** START OF DATA TO USE **

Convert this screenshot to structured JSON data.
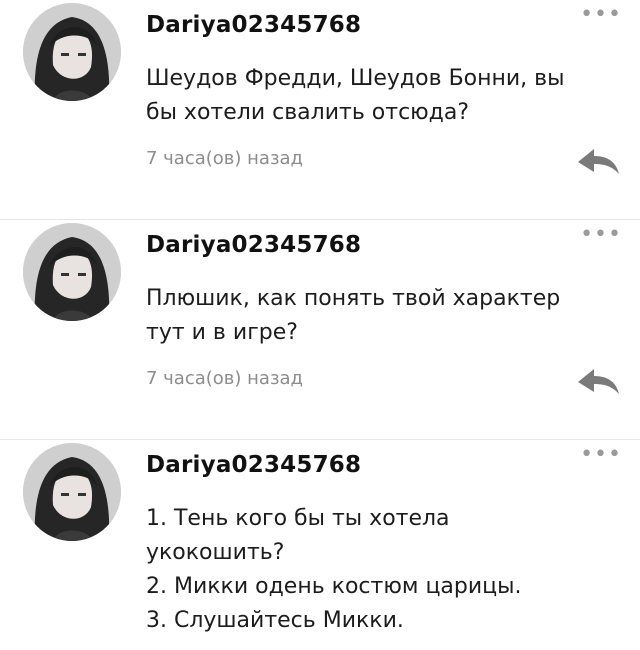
{
  "comments": [
    {
      "username": "Dariya02345768",
      "lines": [
        "Шеудов Фредди, Шеудов Бонни, вы",
        "бы хотели свалить отсюда?"
      ],
      "time": "7 часа(ов) назад"
    },
    {
      "username": "Dariya02345768",
      "lines": [
        "Плюшик, как понять твой характер",
        "тут и в игре?"
      ],
      "time": "7 часа(ов) назад"
    },
    {
      "username": "Dariya02345768",
      "lines": [
        "1. Тень кого бы ты хотела",
        "укокошить?",
        "2. Микки одень костюм царицы.",
        "3. Слушайтесь Микки."
      ]
    }
  ],
  "icons": {
    "more": "more-dots-icon",
    "reply": "reply-arrow-icon"
  },
  "more_glyph": "•••"
}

** END OF DATA TO USE **

## DIRECTIONS:
Return all lines of the material above in which the word "Микки" occurs.

## EXERCISE RESULT:
        "2. Микки одень костюм царицы.",
        "3. Слушайтесь Микки."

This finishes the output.